■ **GOAL**: List all lines of the data containing the word "отбраковки".

━━━━━━━━━━━━━━━━

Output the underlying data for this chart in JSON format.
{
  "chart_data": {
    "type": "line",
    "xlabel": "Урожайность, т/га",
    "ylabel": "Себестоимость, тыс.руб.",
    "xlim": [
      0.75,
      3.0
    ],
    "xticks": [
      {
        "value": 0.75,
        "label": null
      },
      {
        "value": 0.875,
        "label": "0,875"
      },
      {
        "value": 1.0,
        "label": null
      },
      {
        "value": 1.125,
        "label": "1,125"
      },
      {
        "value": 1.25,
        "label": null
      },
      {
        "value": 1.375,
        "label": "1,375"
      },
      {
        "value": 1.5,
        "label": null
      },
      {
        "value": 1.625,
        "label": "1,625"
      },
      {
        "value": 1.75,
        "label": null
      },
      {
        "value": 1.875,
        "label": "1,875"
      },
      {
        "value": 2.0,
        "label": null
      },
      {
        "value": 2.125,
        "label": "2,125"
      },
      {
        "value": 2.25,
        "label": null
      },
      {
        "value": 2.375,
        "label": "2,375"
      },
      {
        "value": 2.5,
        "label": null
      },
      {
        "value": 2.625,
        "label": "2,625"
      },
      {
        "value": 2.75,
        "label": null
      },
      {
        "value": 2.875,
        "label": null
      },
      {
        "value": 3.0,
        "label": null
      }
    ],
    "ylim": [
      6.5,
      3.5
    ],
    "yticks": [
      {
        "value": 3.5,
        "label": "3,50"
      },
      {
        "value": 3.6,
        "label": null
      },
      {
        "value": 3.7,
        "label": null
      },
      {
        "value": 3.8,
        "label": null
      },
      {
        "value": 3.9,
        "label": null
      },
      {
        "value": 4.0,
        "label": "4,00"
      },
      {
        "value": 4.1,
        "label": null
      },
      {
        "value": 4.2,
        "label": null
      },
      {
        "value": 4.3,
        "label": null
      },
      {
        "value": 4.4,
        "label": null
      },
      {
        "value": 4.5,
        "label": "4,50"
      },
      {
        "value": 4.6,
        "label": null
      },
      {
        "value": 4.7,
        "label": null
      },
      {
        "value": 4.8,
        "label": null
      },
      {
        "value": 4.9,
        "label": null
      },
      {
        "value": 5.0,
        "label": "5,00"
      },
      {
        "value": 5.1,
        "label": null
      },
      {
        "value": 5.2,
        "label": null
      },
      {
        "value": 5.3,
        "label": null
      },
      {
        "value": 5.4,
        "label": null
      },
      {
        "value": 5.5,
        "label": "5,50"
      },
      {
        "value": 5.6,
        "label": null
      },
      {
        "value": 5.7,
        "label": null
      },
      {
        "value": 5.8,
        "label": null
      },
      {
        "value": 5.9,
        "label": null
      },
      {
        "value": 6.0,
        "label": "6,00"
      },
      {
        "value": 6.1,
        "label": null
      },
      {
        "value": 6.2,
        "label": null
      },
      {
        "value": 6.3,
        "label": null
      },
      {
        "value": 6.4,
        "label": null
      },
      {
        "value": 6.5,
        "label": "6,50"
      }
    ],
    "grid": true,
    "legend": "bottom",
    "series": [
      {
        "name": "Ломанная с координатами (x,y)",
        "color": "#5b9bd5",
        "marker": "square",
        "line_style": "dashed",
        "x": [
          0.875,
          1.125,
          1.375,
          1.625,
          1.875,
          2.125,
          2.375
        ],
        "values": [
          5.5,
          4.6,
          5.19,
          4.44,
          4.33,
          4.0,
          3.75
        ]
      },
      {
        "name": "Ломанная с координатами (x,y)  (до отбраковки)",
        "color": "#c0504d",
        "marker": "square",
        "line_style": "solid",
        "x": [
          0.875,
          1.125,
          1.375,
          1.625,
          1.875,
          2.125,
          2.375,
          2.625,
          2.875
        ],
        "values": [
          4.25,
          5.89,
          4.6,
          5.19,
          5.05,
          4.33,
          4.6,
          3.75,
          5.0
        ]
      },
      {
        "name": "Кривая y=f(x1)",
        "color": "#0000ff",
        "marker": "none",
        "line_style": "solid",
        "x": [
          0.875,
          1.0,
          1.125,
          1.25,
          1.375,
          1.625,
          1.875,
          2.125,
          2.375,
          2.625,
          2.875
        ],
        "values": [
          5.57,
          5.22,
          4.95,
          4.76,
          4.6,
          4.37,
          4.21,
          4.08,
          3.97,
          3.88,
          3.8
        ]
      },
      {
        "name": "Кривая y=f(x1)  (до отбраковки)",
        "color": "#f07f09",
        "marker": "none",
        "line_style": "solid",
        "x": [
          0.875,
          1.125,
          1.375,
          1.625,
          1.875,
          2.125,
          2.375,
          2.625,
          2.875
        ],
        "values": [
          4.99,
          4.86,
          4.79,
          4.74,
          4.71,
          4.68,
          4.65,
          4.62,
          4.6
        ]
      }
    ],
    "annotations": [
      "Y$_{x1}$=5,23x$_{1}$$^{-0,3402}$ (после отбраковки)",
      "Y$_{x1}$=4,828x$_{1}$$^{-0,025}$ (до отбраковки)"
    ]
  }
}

━━━━━━━━━━━━━━━━

■ **TASK ANSWER**:
        "name": "Ломанная с координатами (x,y)  (до отбраковки)",
        "name": "Кривая y=f(x1)  (до отбраковки)",
      "Y$_{x1}$=5,23x$_{1}$$^{-0,3402}$ (после отбраковки)",
      "Y$_{x1}$=4,828x$_{1}$$^{-0,025}$ (до отбраковки)"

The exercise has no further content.